## Start Input

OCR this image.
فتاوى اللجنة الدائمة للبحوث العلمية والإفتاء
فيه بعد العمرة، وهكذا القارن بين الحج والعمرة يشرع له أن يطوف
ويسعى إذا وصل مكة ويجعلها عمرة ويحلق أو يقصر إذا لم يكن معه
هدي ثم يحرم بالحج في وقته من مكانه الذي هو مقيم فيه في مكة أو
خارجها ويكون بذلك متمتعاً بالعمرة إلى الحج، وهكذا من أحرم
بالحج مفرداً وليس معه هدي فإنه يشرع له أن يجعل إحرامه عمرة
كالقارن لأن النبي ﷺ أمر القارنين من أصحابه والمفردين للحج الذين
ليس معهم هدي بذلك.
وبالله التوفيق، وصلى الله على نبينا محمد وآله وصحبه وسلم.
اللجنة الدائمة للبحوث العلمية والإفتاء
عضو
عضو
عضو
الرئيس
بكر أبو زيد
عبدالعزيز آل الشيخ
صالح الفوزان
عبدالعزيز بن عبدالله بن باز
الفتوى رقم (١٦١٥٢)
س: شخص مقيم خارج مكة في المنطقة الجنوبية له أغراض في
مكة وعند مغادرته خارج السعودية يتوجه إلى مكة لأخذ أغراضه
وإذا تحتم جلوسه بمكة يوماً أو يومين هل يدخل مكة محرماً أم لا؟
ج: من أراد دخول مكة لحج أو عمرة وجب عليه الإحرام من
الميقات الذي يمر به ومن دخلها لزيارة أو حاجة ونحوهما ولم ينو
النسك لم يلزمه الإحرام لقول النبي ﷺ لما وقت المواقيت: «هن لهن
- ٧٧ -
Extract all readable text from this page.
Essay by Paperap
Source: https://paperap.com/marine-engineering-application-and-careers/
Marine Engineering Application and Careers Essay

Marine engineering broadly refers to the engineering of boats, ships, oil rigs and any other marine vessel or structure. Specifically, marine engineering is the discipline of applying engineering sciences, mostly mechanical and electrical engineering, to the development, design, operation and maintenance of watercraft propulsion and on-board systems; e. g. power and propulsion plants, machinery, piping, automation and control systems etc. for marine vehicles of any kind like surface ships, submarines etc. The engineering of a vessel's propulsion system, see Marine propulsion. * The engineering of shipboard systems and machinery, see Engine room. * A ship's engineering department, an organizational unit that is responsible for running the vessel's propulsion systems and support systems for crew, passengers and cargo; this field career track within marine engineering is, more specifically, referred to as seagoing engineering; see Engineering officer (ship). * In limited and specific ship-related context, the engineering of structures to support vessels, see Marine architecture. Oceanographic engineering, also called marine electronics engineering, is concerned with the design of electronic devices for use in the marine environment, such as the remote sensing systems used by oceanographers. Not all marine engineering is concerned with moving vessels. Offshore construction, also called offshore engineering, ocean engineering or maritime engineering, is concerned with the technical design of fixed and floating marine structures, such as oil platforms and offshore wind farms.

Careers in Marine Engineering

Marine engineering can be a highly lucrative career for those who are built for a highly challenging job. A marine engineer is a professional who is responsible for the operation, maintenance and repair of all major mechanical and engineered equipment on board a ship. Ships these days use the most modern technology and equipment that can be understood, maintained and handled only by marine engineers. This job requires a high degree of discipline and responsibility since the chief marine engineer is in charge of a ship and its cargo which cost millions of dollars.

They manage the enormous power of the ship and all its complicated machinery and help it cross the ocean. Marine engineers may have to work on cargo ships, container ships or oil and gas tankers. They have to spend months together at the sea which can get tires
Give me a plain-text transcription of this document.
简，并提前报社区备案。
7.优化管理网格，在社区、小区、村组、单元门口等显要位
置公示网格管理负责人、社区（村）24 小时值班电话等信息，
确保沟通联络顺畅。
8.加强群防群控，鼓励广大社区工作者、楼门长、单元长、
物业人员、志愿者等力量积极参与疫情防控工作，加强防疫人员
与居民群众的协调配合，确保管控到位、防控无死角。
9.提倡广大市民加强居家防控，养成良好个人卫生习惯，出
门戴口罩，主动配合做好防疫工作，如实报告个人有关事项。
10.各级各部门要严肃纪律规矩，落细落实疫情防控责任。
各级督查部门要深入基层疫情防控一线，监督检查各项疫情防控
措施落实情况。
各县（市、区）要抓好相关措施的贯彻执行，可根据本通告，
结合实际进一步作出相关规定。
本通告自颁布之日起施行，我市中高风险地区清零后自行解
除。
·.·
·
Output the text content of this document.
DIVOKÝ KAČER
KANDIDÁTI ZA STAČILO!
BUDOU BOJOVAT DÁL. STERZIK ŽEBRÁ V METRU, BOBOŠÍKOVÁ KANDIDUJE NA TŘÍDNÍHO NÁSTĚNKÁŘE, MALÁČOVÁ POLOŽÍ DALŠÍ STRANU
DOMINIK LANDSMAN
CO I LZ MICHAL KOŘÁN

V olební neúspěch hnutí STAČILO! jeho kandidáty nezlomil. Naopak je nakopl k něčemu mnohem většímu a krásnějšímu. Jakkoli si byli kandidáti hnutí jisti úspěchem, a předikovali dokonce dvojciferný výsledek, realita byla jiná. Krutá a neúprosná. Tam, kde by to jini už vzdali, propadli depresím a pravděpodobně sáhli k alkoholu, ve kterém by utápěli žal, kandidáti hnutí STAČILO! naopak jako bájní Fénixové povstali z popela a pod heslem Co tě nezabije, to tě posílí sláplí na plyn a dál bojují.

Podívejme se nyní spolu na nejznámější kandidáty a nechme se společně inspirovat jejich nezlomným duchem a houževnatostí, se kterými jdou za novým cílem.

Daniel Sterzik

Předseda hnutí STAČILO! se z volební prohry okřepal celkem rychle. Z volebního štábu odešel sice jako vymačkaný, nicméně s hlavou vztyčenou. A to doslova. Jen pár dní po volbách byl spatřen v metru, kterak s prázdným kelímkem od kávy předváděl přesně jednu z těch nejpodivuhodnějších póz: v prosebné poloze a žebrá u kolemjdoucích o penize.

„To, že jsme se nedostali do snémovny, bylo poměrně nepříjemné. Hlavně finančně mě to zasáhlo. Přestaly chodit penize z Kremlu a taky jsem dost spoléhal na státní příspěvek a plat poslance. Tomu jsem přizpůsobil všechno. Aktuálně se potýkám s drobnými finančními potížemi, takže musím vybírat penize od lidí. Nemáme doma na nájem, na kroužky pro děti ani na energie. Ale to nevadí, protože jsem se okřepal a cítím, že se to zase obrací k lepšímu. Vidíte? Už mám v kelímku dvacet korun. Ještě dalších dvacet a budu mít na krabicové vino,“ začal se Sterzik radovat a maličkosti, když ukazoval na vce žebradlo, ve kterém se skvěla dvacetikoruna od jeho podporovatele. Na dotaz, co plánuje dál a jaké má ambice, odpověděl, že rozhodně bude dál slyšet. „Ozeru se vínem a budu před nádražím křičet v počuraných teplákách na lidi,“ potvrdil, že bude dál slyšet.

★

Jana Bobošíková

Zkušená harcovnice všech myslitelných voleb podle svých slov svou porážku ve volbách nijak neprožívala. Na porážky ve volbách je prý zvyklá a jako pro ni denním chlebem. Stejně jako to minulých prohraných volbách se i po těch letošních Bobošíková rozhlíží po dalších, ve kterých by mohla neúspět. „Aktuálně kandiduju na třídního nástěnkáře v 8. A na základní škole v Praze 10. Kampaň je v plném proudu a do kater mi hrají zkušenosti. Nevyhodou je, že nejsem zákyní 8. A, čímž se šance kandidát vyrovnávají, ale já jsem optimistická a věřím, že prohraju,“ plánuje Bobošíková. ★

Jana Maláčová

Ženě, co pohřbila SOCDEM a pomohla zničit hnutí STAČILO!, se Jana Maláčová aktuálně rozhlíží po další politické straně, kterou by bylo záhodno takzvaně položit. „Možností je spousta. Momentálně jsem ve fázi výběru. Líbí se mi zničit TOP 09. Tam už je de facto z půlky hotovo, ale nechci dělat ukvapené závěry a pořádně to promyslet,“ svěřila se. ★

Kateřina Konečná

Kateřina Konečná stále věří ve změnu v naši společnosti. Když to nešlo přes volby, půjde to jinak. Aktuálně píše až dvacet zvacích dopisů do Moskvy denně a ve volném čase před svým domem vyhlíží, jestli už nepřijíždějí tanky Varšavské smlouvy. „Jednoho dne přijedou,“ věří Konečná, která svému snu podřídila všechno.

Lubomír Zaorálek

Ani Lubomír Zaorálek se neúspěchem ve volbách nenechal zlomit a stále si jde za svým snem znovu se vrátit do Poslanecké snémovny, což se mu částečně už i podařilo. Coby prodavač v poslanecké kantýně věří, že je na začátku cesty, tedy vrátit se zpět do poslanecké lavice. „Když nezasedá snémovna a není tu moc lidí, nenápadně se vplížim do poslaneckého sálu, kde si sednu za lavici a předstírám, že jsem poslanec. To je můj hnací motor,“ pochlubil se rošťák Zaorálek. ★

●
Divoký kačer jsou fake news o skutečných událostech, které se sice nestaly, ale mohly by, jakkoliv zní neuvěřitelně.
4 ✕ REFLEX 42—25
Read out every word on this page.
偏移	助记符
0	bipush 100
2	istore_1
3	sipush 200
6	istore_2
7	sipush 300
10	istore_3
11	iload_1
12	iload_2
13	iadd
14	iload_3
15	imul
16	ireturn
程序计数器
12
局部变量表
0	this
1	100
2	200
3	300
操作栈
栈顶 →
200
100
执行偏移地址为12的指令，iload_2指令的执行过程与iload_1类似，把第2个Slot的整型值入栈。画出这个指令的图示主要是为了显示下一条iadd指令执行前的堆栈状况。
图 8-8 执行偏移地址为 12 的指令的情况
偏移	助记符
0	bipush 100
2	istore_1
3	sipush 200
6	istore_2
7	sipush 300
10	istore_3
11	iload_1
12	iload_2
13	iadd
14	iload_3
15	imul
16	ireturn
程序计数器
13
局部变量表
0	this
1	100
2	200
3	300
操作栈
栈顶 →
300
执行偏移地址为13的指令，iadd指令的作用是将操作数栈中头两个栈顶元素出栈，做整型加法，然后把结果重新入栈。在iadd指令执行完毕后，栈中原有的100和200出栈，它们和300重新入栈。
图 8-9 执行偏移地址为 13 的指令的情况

## End Input

→ Problem to solve:
Pull out each line holding the string "Lubomír".

→ Result for this task:
Lubomír Zaorálek
Ani Lubomír Zaorálek se neúspěchem ve volbách nenechal zlomit a stále si jde za svým snem znovu se vrátit do Poslanecké snémovny, což se mu částečně už i podařilo. Coby prodavač v poslanecké kantýně věří, že je na začátku cesty, tedy vrátit se zpět do poslanecké lavice. „Když nezasedá snémovna a není tu moc lidí, nenápadně se vplížim do poslaneckého sálu, kde si sednu za lavici a předstírám, že jsem poslanec. To je můj hnací motor,“ pochlubil se rošťák Zaorálek. ★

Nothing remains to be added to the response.